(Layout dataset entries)
╭──

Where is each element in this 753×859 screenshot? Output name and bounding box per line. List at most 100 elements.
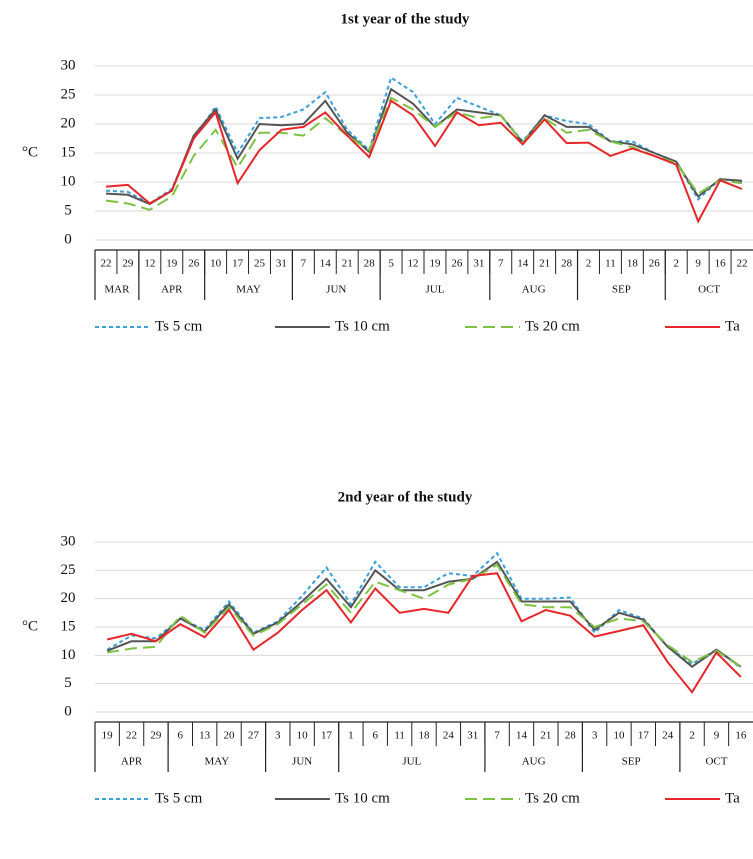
y-tick-label: 20 — [61, 115, 76, 131]
x-tick-label: 2 — [673, 258, 679, 270]
month-label: AUG — [522, 284, 546, 296]
series-line — [105, 99, 743, 224]
x-tick-label: 25 — [254, 258, 266, 270]
y-tick-label: 25 — [61, 86, 76, 102]
x-tick-label: 26 — [188, 258, 200, 270]
legend-label: Ts 20 cm — [525, 790, 580, 806]
x-tick-label: 21 — [342, 258, 353, 270]
x-tick-label: 31 — [276, 258, 287, 270]
x-tick-label: 31 — [473, 258, 484, 270]
x-tick-label: 17 — [638, 730, 650, 742]
month-label: APR — [121, 756, 143, 768]
x-tick-label: 24 — [662, 730, 674, 742]
x-tick-label: 28 — [364, 258, 376, 270]
series-line — [106, 572, 742, 694]
month-label: OCT — [705, 756, 727, 768]
x-tick-label: 10 — [210, 258, 222, 270]
month-label: JUL — [425, 284, 444, 296]
legend-label: Ts 5 cm — [155, 318, 203, 334]
month-label: MAY — [236, 284, 261, 296]
x-tick-label: 16 — [735, 730, 747, 742]
x-tick-label: 16 — [715, 258, 727, 270]
x-tick-label: 11 — [394, 730, 405, 742]
month-label: APR — [161, 284, 183, 296]
x-tick-label: 29 — [122, 258, 134, 270]
x-tick-label: 11 — [605, 258, 616, 270]
series-line — [106, 560, 742, 668]
x-tick-label: 9 — [714, 730, 720, 742]
series-line — [107, 563, 742, 668]
x-tick-label: 28 — [565, 730, 577, 742]
month-label: JUN — [326, 284, 346, 296]
y-tick-label: 25 — [61, 562, 76, 578]
month-label: SEP — [612, 284, 631, 296]
y-tick-label: 15 — [61, 618, 76, 634]
y-tick-label: 5 — [64, 202, 72, 218]
x-tick-label: 22 — [737, 258, 748, 270]
x-tick-label: 6 — [178, 730, 184, 742]
x-tick-label: 17 — [321, 730, 333, 742]
y-tick-label: 30 — [61, 57, 76, 73]
legend-label: Ts 10 cm — [335, 790, 390, 806]
x-tick-label: 26 — [649, 258, 661, 270]
month-label: AUG — [522, 756, 546, 768]
x-tick-label: 7 — [301, 258, 307, 270]
series-line — [105, 76, 743, 205]
x-tick-label: 12 — [144, 258, 155, 270]
y-axis-label: °C — [22, 618, 38, 634]
legend-label: Ts 5 cm — [155, 790, 203, 806]
x-tick-label: 2 — [689, 730, 695, 742]
x-tick-label: 22 — [100, 258, 111, 270]
month-label: SEP — [622, 756, 641, 768]
x-tick-label: 29 — [150, 730, 162, 742]
legend-label: Ts 20 cm — [525, 318, 580, 334]
y-tick-label: 10 — [61, 173, 76, 189]
x-tick-label: 10 — [613, 730, 625, 742]
x-tick-label: 1 — [348, 730, 354, 742]
x-tick-label: 5 — [388, 258, 394, 270]
legend-label: Ta — [725, 318, 740, 334]
y-tick-label: 15 — [61, 144, 76, 160]
x-tick-label: 9 — [695, 258, 701, 270]
y-tick-label: 20 — [61, 590, 76, 606]
x-tick-label: 31 — [467, 730, 478, 742]
y-tick-label: 0 — [64, 703, 72, 719]
x-tick-label: 20 — [224, 730, 236, 742]
chart-title: 1st year of the study — [341, 11, 470, 27]
x-tick-label: 17 — [232, 258, 244, 270]
x-tick-label: 7 — [494, 730, 500, 742]
x-tick-label: 19 — [102, 730, 114, 742]
month-label: MAR — [104, 284, 130, 296]
chart-title: 2nd year of the study — [338, 489, 473, 505]
x-tick-label: 3 — [275, 730, 281, 742]
x-tick-label: 2 — [586, 258, 592, 270]
month-label: JUN — [292, 756, 312, 768]
x-tick-label: 18 — [627, 258, 639, 270]
x-tick-label: 14 — [516, 730, 528, 742]
x-tick-label: 28 — [561, 258, 573, 270]
y-tick-label: 0 — [64, 231, 72, 247]
y-axis-label: °C — [22, 144, 38, 160]
month-label: OCT — [698, 284, 720, 296]
x-tick-label: 14 — [320, 258, 332, 270]
x-tick-label: 10 — [297, 730, 309, 742]
x-tick-label: 12 — [408, 258, 419, 270]
x-tick-label: 18 — [419, 730, 431, 742]
x-tick-label: 7 — [498, 258, 504, 270]
y-tick-label: 5 — [64, 675, 72, 691]
month-label: MAY — [205, 756, 230, 768]
x-tick-label: 22 — [126, 730, 137, 742]
x-tick-label: 14 — [517, 258, 529, 270]
series-line — [105, 87, 743, 206]
legend-label: Ta — [725, 790, 740, 806]
y-tick-label: 30 — [61, 533, 76, 549]
x-tick-label: 19 — [429, 258, 441, 270]
x-tick-label: 26 — [451, 258, 463, 270]
x-tick-label: 3 — [592, 730, 598, 742]
x-tick-label: 24 — [443, 730, 455, 742]
legend-label: Ts 10 cm — [335, 318, 390, 334]
x-tick-label: 21 — [540, 730, 551, 742]
x-tick-label: 6 — [373, 730, 379, 742]
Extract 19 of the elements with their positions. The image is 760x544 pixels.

╰──

# Request:
Format the lines of the listing from the line containing "y-tick-label: 20 — [61, 115, 76, 131]" through the line containing "x-tick-label: 17 — [638, 730, 650, 742]" as a JSON list of strings, one string per line, with blank lines omitted.

# Written solution:
[
  "y-tick-label: 20 — [61, 115, 76, 131]",
  "x-tick-label: 2 — [673, 258, 679, 270]",
  "month-label: AUG — [522, 284, 546, 296]",
  "series-line — [105, 99, 743, 224]",
  "x-tick-label: 25 — [254, 258, 266, 270]",
  "y-tick-label: 25 — [61, 86, 76, 102]",
  "x-tick-label: 26 — [188, 258, 200, 270]",
  "legend-label: Ts 20 cm — [525, 790, 580, 806]",
  "x-tick-label: 21 — [342, 258, 353, 270]",
  "x-tick-label: 31 — [276, 258, 287, 270]",
  "x-tick-label: 31 — [473, 258, 484, 270]",
  "x-tick-label: 17 — [638, 730, 650, 742]"
]